* **Exercise material**
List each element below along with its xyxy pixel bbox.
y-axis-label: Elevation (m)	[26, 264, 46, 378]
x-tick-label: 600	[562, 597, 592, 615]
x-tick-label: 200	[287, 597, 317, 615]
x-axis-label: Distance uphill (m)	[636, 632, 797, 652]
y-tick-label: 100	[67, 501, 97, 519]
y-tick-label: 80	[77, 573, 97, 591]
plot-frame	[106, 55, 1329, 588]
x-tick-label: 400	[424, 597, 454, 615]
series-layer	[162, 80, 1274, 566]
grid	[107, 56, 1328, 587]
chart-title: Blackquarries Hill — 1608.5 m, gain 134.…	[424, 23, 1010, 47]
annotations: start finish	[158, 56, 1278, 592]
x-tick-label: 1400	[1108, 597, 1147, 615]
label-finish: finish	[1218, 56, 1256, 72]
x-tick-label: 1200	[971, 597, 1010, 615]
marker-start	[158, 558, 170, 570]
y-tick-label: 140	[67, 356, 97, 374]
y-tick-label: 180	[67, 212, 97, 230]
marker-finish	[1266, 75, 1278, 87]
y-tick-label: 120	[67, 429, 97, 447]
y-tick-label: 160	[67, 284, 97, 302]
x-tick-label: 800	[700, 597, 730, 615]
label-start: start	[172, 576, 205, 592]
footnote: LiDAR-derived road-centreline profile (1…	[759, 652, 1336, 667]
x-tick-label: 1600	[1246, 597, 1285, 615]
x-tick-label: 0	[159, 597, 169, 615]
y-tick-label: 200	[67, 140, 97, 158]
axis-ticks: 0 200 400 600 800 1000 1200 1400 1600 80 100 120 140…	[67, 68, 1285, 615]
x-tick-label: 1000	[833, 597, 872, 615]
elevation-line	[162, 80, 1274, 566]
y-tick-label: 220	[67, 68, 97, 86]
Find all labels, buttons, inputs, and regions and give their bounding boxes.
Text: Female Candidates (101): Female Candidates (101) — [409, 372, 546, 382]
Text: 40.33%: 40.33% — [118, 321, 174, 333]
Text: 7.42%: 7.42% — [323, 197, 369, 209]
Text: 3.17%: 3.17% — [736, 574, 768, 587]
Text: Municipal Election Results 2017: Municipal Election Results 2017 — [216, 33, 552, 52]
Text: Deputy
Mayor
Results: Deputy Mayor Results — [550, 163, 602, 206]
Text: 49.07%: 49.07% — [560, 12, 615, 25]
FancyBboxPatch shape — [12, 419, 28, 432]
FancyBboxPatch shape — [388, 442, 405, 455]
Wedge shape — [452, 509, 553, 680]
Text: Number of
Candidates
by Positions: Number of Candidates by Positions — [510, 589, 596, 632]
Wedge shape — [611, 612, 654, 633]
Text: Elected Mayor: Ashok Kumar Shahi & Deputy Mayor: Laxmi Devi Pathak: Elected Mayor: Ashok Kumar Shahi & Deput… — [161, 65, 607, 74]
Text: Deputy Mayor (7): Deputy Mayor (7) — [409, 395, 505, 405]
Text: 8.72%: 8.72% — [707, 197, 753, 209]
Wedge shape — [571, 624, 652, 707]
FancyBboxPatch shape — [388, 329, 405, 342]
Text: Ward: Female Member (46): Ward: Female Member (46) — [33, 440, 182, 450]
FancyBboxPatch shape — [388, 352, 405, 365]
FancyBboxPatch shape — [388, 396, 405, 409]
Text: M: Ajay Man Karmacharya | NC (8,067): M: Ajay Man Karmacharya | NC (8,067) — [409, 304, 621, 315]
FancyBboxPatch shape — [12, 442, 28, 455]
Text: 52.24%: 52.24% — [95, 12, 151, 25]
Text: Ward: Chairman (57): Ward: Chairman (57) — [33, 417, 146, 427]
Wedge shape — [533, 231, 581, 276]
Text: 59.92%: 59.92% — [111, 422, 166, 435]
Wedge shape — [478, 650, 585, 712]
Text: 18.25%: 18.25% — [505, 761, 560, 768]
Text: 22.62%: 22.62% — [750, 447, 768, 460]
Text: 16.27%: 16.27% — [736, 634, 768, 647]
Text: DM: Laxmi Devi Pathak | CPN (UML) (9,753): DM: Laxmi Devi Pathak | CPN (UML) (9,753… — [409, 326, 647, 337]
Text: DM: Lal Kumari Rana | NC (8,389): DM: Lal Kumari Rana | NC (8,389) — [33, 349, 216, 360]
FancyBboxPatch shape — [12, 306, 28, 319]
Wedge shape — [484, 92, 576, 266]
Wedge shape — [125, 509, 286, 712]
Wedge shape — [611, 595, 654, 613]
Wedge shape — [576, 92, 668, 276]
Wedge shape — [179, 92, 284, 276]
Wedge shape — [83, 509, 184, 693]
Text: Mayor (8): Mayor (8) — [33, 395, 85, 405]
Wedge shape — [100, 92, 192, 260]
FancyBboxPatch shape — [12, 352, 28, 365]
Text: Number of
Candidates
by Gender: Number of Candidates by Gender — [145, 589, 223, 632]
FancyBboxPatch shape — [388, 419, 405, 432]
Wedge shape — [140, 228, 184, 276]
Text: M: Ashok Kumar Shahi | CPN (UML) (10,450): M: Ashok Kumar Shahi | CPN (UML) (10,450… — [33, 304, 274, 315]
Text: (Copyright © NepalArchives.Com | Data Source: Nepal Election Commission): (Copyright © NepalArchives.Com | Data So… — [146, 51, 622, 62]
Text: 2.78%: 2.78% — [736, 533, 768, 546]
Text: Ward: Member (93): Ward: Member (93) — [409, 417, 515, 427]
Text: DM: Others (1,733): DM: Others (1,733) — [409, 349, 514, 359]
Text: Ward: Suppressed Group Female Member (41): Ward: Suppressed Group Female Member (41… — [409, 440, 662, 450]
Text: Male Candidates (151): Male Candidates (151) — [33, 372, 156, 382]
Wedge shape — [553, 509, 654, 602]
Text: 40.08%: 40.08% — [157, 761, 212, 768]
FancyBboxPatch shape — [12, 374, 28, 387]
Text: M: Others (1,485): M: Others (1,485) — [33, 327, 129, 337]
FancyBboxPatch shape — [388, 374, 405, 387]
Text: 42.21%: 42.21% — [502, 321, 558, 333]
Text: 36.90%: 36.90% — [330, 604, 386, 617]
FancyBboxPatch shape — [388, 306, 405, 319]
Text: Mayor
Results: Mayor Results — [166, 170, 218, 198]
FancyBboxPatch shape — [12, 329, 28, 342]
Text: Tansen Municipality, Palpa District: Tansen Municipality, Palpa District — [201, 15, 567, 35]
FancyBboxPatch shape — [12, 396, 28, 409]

* **Requirements**
Copy out every line of the items above exactly as it appears, from the first line through the last.

* **Output**
List each element below along with its xyxy pixel bbox.
y-axis-label: Elevation (m)	[26, 264, 46, 378]
x-tick-label: 600	[562, 597, 592, 615]
x-tick-label: 200	[287, 597, 317, 615]
x-axis-label: Distance uphill (m)	[636, 632, 797, 652]
y-tick-label: 100	[67, 501, 97, 519]
y-tick-label: 80	[77, 573, 97, 591]
plot-frame	[106, 55, 1329, 588]
x-tick-label: 400	[424, 597, 454, 615]
series-layer	[162, 80, 1274, 566]
grid	[107, 56, 1328, 587]
chart-title: Blackquarries Hill — 1608.5 m, gain 134.…	[424, 23, 1010, 47]
annotations: start finish	[158, 56, 1278, 592]
x-tick-label: 1400	[1108, 597, 1147, 615]
label-finish: finish	[1218, 56, 1256, 72]
x-tick-label: 1200	[971, 597, 1010, 615]
marker-start	[158, 558, 170, 570]
y-tick-label: 140	[67, 356, 97, 374]
y-tick-label: 180	[67, 212, 97, 230]
marker-finish	[1266, 75, 1278, 87]
y-tick-label: 120	[67, 429, 97, 447]
y-tick-label: 160	[67, 284, 97, 302]
x-tick-label: 800	[700, 597, 730, 615]
label-start: start	[172, 576, 205, 592]
footnote: LiDAR-derived road-centreline profile (1…	[759, 652, 1336, 667]
x-tick-label: 1600	[1246, 597, 1285, 615]
x-tick-label: 0	[159, 597, 169, 615]
y-tick-label: 200	[67, 140, 97, 158]
axis-ticks: 0 200 400 600 800 1000 1200 1400 1600 80 100 120 140…	[67, 68, 1285, 615]
x-tick-label: 1000	[833, 597, 872, 615]
elevation-line	[162, 80, 1274, 566]
y-tick-label: 220	[67, 68, 97, 86]
Find all labels, buttons, inputs, and regions and give their bounding boxes.
Text: Female Candidates (101): Female Candidates (101) — [409, 372, 546, 382]
Text: 40.33%: 40.33% — [118, 321, 174, 333]
Text: 7.42%: 7.42% — [323, 197, 369, 209]
Text: 3.17%: 3.17% — [736, 574, 768, 587]
Text: Municipal Election Results 2017: Municipal Election Results 2017 — [216, 33, 552, 52]
Text: Deputy
Mayor
Results: Deputy Mayor Results — [550, 163, 602, 206]
Text: 49.07%: 49.07% — [560, 12, 615, 25]
FancyBboxPatch shape — [12, 419, 28, 432]
FancyBboxPatch shape — [388, 442, 405, 455]
Wedge shape — [452, 509, 553, 680]
Text: Number of
Candidates
by Positions: Number of Candidates by Positions — [510, 589, 596, 632]
Wedge shape — [611, 612, 654, 633]
Text: Elected Mayor: Ashok Kumar Shahi & Deputy Mayor: Laxmi Devi Pathak: Elected Mayor: Ashok Kumar Shahi & Deput… — [161, 65, 607, 74]
Text: Deputy Mayor (7): Deputy Mayor (7) — [409, 395, 505, 405]
Text: 8.72%: 8.72% — [707, 197, 753, 209]
Wedge shape — [571, 624, 652, 707]
FancyBboxPatch shape — [388, 329, 405, 342]
Text: Ward: Female Member (46): Ward: Female Member (46) — [33, 440, 182, 450]
FancyBboxPatch shape — [388, 352, 405, 365]
FancyBboxPatch shape — [388, 396, 405, 409]
Text: M: Ajay Man Karmacharya | NC (8,067): M: Ajay Man Karmacharya | NC (8,067) — [409, 304, 621, 315]
FancyBboxPatch shape — [12, 442, 28, 455]
Text: 52.24%: 52.24% — [95, 12, 151, 25]
Text: Ward: Chairman (57): Ward: Chairman (57) — [33, 417, 146, 427]
Wedge shape — [533, 231, 581, 276]
Text: 59.92%: 59.92% — [111, 422, 166, 435]
Wedge shape — [478, 650, 585, 712]
Text: 18.25%: 18.25% — [505, 761, 560, 768]
Text: 22.62%: 22.62% — [750, 447, 768, 460]
Text: 16.27%: 16.27% — [736, 634, 768, 647]
Text: DM: Laxmi Devi Pathak | CPN (UML) (9,753): DM: Laxmi Devi Pathak | CPN (UML) (9,753… — [409, 326, 647, 337]
Text: DM: Lal Kumari Rana | NC (8,389): DM: Lal Kumari Rana | NC (8,389) — [33, 349, 216, 360]
FancyBboxPatch shape — [12, 306, 28, 319]
Wedge shape — [484, 92, 576, 266]
Wedge shape — [125, 509, 286, 712]
Wedge shape — [611, 595, 654, 613]
Wedge shape — [576, 92, 668, 276]
Wedge shape — [179, 92, 284, 276]
Wedge shape — [83, 509, 184, 693]
Text: Mayor (8): Mayor (8) — [33, 395, 85, 405]
Wedge shape — [100, 92, 192, 260]
FancyBboxPatch shape — [12, 352, 28, 365]
Text: Number of
Candidates
by Gender: Number of Candidates by Gender — [145, 589, 223, 632]
FancyBboxPatch shape — [388, 419, 405, 432]
Wedge shape — [140, 228, 184, 276]
Text: M: Ashok Kumar Shahi | CPN (UML) (10,450): M: Ashok Kumar Shahi | CPN (UML) (10,450… — [33, 304, 274, 315]
Text: (Copyright © NepalArchives.Com | Data Source: Nepal Election Commission): (Copyright © NepalArchives.Com | Data So… — [146, 51, 622, 62]
Text: 2.78%: 2.78% — [736, 533, 768, 546]
Text: Ward: Member (93): Ward: Member (93) — [409, 417, 515, 427]
Text: DM: Others (1,733): DM: Others (1,733) — [409, 349, 514, 359]
Text: Ward: Suppressed Group Female Member (41): Ward: Suppressed Group Female Member (41… — [409, 440, 662, 450]
Text: Male Candidates (151): Male Candidates (151) — [33, 372, 156, 382]
Wedge shape — [553, 509, 654, 602]
Text: 40.08%: 40.08% — [157, 761, 212, 768]
FancyBboxPatch shape — [12, 374, 28, 387]
Text: M: Others (1,485): M: Others (1,485) — [33, 327, 129, 337]
FancyBboxPatch shape — [388, 374, 405, 387]
Text: 42.21%: 42.21% — [502, 321, 558, 333]
Text: 36.90%: 36.90% — [330, 604, 386, 617]
FancyBboxPatch shape — [388, 306, 405, 319]
Text: Mayor
Results: Mayor Results — [166, 170, 218, 198]
FancyBboxPatch shape — [12, 329, 28, 342]
Text: Tansen Municipality, Palpa District: Tansen Municipality, Palpa District — [201, 15, 567, 35]
FancyBboxPatch shape — [12, 396, 28, 409]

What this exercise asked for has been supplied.